**DATA FOR PROCESSING**.

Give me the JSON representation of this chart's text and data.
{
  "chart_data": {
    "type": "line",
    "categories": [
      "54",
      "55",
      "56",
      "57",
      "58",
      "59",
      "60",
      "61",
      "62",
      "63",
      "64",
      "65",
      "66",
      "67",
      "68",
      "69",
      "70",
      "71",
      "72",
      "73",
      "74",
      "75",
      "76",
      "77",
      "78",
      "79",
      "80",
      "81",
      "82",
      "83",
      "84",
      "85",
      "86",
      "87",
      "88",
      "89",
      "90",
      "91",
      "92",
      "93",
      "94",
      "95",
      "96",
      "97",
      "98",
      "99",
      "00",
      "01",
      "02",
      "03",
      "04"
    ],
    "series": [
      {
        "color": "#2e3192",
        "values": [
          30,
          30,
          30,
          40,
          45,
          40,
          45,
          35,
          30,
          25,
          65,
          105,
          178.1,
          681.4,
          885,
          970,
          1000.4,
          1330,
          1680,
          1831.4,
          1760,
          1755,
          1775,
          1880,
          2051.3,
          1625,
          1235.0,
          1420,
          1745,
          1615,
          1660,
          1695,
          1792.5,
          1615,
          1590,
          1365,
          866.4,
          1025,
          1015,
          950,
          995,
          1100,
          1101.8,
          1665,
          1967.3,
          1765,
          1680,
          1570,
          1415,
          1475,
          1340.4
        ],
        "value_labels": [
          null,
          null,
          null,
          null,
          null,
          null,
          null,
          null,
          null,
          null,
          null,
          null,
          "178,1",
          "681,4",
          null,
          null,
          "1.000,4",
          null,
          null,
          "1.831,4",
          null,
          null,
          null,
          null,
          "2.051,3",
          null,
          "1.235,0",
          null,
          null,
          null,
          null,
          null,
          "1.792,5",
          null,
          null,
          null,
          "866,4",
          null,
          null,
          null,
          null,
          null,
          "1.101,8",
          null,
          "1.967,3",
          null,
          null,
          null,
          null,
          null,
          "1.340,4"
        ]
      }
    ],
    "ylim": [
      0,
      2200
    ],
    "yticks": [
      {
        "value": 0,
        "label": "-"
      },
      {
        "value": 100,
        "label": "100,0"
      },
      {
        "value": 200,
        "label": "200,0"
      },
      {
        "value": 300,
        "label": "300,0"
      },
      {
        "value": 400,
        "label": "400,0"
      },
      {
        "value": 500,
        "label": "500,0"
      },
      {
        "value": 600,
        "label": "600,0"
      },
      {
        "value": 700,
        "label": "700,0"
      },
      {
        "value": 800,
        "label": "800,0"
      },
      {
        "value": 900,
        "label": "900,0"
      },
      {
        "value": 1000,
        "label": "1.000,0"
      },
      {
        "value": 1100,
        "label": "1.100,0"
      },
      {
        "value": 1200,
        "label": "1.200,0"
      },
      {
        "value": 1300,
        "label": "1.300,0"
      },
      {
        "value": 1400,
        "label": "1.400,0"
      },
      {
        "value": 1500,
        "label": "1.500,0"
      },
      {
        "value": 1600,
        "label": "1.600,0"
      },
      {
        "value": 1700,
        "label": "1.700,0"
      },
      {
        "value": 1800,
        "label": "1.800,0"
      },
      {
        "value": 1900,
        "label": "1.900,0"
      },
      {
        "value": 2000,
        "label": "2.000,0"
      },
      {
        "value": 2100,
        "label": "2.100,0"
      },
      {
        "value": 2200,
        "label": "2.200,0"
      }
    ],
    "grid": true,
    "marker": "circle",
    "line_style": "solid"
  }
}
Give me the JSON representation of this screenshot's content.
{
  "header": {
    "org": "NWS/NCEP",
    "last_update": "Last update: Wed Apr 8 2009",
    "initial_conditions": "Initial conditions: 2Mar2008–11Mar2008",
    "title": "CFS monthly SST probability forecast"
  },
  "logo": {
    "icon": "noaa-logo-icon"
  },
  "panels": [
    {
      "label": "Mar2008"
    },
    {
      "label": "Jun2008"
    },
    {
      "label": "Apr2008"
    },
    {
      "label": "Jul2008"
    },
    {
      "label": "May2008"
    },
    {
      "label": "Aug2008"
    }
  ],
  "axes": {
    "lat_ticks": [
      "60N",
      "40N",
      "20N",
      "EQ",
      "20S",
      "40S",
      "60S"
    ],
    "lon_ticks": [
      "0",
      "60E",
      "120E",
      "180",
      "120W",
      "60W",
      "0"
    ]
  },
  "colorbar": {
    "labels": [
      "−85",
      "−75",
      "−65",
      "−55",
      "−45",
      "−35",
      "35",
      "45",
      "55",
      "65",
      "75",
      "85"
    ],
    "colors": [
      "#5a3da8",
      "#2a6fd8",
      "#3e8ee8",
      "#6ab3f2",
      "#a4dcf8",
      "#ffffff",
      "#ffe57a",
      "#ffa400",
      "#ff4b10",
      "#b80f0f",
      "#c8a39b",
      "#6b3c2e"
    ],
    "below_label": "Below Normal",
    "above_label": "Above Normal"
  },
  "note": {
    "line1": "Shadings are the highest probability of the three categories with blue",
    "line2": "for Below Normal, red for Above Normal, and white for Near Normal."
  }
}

**GIVEN EXERCISE**. List the lines that contain the word "Normal".

**RESULT**.
    "below_label": "Below Normal",
    "above_label": "Above Normal"
    "line2": "for Below Normal, red for Above Normal, and white for Near Normal."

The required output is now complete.